Output each of the following lines verbatim, with no changes of any kind.

++++ Exercise input ++++

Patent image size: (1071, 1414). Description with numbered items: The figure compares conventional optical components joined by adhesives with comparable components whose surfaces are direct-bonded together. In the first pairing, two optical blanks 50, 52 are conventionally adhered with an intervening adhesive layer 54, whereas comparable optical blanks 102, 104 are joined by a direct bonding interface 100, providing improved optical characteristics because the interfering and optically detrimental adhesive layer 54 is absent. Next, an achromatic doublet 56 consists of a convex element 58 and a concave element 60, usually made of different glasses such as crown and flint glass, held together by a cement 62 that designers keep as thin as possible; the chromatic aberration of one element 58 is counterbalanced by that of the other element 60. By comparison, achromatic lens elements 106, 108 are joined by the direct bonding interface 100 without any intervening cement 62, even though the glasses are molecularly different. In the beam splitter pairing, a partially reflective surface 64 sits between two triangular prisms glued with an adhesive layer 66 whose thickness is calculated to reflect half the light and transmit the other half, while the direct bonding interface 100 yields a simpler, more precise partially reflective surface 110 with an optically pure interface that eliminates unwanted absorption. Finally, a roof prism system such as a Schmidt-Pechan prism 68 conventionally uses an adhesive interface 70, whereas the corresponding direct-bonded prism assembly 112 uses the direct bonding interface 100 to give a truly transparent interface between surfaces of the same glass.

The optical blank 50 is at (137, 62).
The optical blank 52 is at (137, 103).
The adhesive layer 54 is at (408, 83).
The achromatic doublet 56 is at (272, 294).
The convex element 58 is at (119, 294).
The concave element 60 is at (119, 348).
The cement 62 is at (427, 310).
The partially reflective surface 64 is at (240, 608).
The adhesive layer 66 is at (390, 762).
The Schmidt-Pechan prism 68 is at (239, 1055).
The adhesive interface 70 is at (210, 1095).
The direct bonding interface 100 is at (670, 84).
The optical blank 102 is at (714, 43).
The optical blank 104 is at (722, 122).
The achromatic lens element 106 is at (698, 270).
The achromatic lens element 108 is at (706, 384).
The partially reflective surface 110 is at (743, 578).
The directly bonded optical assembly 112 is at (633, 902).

++++

[Result below]
Patent image size: (1071, 1414). Description with numbered items: The figure compares conventional optical components joined by adhesives with comparable components whose surfaces are direct-bonded together. In the first pairing, two optical blanks 50, 52 are conventionally adhered with an intervening adhesive layer 54, whereas comparable optical blanks 102, 104 are joined by a direct bonding interface 100, providing improved optical characteristics because the interfering and optically detrimental adhesive layer 54 is absent. Next, an achromatic doublet 56 consists of a convex element 58 and a concave element 60, usually made of different glasses such as crown and flint glass, held together by a cement 62 that designers keep as thin as possible; the chromatic aberration of one element 58 is counterbalanced by that of the other element 60. By comparison, achromatic lens elements 106, 108 are joined by the direct bonding interface 100 without any intervening cement 62, even though the glasses are molecularly different. In the beam splitter pairing, a partially reflective surface 64 sits between two triangular prisms glued with an adhesive layer 66 whose thickness is calculated to reflect half the light and transmit the other half, while the direct bonding interface 100 yields a simpler, more precise partially reflective surface 110 with an optically pure interface that eliminates unwanted absorption. Finally, a roof prism system such as a Schmidt-Pechan prism 68 conventionally uses an adhesive interface 70, whereas the corresponding direct-bonded prism assembly 112 uses the direct bonding interface 100 to give a truly transparent interface between surfaces of the same glass.

The optical blank 50 is at (137, 62).
The optical blank 52 is at (137, 103).
The adhesive layer 54 is at (408, 83).
The achromatic doublet 56 is at (272, 294).
The convex element 58 is at (119, 294).
The concave element 60 is at (119, 348).
The cement 62 is at (427, 310).
The partially reflective surface 64 is at (240, 608).
The adhesive layer 66 is at (390, 762).
The Schmidt-Pechan prism 68 is at (239, 1055).
The adhesive interface 70 is at (210, 1095).
The direct bonding interface 100 is at (670, 84).
The optical blank 102 is at (714, 43).
The optical blank 104 is at (722, 122).
The achromatic lens element 106 is at (698, 270).
The achromatic lens element 108 is at (706, 384).
The partially reflective surface 110 is at (743, 578).
The directly bonded optical assembly 112 is at (633, 902).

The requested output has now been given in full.